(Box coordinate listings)
━━━━━━━━━━━━━━━━━━━━
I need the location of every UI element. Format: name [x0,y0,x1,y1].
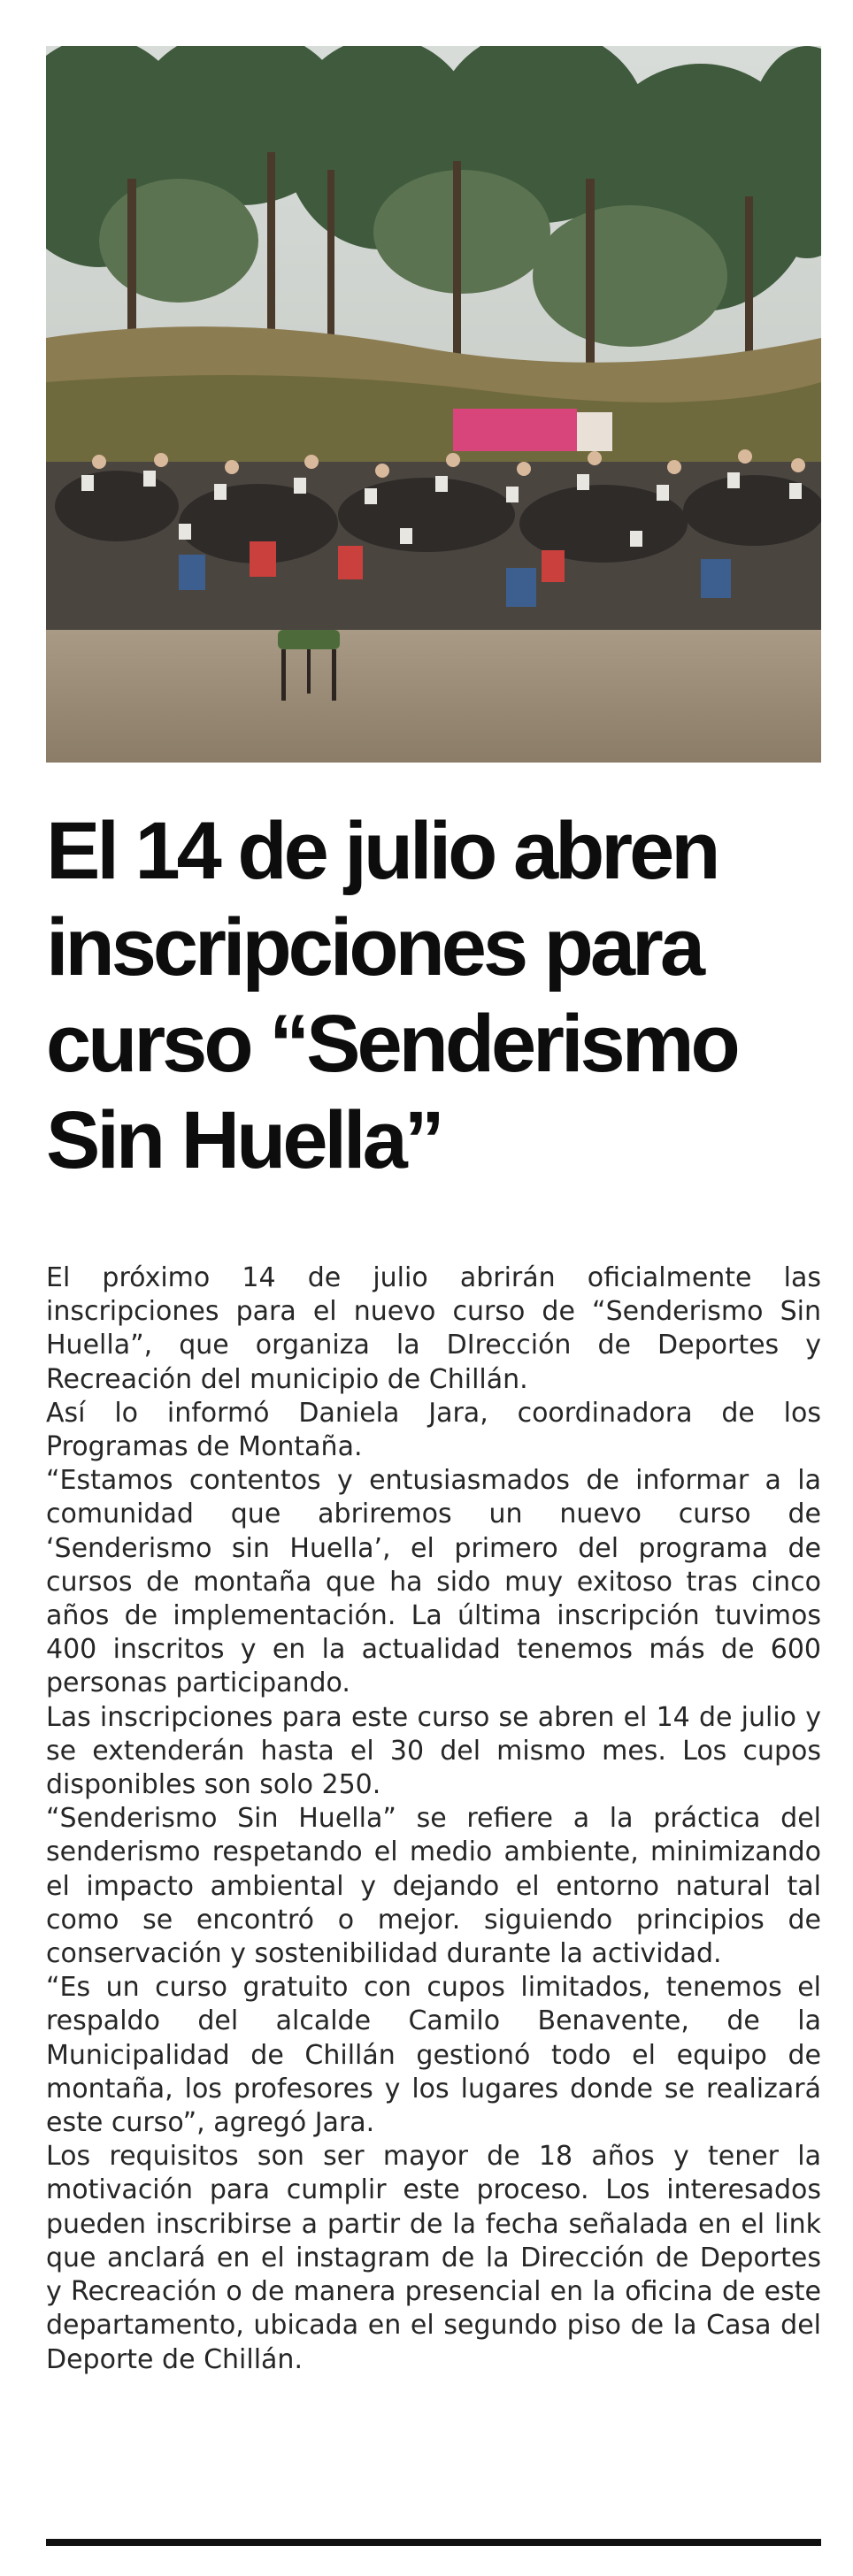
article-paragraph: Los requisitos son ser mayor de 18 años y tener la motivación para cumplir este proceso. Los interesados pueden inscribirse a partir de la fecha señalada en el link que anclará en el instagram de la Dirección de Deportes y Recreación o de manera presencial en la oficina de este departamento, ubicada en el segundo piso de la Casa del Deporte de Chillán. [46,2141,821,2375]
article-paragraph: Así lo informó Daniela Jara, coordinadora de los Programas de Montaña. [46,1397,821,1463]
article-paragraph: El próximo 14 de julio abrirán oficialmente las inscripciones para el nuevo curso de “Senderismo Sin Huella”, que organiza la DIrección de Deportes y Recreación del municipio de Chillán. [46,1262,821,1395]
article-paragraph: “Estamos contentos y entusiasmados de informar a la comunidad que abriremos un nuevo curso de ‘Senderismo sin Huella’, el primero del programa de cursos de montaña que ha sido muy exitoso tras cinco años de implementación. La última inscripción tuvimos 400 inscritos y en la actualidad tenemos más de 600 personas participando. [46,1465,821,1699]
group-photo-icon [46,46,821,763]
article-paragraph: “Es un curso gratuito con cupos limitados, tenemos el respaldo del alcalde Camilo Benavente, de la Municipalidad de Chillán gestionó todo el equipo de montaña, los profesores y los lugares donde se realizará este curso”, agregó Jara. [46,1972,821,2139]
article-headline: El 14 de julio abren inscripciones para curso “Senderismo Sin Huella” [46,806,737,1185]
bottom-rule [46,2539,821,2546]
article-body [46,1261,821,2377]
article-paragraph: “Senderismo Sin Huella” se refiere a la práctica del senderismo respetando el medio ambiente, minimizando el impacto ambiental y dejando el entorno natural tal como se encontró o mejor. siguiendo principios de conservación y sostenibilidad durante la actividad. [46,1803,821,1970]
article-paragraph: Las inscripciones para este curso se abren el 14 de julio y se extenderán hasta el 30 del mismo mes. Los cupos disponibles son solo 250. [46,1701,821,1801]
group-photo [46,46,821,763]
━━━━━━━━━━━━━━━━━━━━
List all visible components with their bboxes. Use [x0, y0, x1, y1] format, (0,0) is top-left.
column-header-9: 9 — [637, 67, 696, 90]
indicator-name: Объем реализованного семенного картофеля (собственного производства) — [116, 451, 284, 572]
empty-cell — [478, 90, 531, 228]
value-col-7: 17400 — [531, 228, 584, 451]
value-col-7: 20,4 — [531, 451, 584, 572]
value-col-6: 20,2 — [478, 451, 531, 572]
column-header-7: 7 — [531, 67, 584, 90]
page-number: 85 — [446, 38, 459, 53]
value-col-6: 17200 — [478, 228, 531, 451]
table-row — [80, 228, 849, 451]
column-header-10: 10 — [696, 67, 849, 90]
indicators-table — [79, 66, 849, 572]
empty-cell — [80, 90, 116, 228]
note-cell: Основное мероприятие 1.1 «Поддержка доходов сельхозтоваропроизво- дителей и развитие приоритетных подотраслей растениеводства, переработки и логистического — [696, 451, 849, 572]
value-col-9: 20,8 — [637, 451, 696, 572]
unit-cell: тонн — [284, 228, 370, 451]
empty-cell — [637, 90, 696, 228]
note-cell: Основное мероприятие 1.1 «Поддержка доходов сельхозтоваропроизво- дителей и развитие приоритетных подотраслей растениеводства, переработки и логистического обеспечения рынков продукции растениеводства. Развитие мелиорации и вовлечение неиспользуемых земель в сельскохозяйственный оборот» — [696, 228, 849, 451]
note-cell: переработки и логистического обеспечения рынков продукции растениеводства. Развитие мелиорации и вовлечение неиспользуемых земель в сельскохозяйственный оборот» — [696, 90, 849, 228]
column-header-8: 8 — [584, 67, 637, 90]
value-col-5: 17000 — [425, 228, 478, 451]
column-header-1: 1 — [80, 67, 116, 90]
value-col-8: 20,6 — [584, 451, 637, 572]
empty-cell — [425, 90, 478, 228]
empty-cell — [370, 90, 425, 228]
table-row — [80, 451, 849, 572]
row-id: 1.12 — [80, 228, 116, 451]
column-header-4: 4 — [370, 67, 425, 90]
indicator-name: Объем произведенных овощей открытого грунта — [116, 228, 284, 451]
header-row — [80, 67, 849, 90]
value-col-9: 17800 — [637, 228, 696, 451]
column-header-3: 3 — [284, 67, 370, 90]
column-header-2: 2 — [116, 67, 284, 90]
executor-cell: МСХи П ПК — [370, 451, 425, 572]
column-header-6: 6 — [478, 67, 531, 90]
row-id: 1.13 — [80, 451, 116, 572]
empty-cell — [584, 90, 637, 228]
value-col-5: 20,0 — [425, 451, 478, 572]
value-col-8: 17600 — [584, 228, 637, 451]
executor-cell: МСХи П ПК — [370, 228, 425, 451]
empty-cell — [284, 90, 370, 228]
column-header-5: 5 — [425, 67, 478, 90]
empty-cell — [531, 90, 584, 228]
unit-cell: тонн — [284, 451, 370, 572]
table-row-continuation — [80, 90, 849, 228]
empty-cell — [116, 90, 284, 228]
━━━━━━━━━━━━━━━━━━━━
STATED GOAL
Reproduce the rows verbatim, beginning with the line that contains "List all visible" and stopping after the line that contains "empty-cell — [637, 90, 696, 228]".

ANSWER FOR THE TASK
List all visible components with their bboxes. Use [x0, y0, x1, y1] format, (0,0) is top-left.
column-header-9: 9 — [637, 67, 696, 90]
indicator-name: Объем реализованного семенного картофеля (собственного производства) — [116, 451, 284, 572]
empty-cell — [478, 90, 531, 228]
value-col-7: 17400 — [531, 228, 584, 451]
value-col-7: 20,4 — [531, 451, 584, 572]
value-col-6: 20,2 — [478, 451, 531, 572]
column-header-7: 7 — [531, 67, 584, 90]
page-number: 85 — [446, 38, 459, 53]
value-col-6: 17200 — [478, 228, 531, 451]
table-row — [80, 228, 849, 451]
column-header-10: 10 — [696, 67, 849, 90]
indicators-table — [79, 66, 849, 572]
empty-cell — [80, 90, 116, 228]
note-cell: Основное мероприятие 1.1 «Поддержка доходов сельхозтоваропроизво- дителей и развитие приоритетных подотраслей растениеводства, переработки и логистического — [696, 451, 849, 572]
value-col-9: 20,8 — [637, 451, 696, 572]
unit-cell: тонн — [284, 228, 370, 451]
empty-cell — [637, 90, 696, 228]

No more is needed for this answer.